DATA SHOWN -

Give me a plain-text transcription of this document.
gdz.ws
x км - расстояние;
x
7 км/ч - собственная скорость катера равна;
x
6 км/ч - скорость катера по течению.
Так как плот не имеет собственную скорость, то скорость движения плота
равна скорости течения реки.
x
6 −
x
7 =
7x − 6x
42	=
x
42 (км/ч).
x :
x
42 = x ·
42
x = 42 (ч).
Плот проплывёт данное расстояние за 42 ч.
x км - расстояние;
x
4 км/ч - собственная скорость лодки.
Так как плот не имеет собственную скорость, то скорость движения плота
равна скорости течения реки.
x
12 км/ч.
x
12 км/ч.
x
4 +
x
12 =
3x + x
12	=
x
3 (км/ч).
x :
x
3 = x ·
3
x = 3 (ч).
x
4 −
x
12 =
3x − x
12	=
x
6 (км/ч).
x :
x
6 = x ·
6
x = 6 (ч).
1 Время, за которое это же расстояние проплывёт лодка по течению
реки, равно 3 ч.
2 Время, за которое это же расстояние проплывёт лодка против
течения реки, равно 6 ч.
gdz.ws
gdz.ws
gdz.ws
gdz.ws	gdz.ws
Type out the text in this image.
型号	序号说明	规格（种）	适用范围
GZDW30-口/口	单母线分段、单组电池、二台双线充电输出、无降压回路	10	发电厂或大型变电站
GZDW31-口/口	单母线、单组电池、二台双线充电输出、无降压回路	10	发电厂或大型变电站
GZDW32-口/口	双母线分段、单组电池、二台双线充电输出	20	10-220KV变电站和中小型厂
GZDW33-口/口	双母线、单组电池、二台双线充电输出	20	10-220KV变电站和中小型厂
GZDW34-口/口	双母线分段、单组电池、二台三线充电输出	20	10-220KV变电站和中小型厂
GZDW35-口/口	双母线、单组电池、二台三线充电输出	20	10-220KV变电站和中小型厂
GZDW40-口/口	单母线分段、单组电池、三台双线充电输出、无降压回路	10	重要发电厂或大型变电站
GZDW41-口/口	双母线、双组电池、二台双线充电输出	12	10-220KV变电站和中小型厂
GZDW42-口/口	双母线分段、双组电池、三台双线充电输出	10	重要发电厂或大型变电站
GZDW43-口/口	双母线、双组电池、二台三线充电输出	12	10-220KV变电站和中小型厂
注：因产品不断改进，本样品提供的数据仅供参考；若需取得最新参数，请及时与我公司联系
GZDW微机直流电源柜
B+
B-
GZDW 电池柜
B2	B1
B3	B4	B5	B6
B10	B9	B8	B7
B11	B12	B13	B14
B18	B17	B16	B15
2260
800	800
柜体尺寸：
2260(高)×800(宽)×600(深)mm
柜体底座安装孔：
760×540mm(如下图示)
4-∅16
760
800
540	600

PROBLEM REQUIREMENTS - What is the number of lines in the records that contain "катера"? Give that number only.

ANSWER TO THIS EXERCISE - 2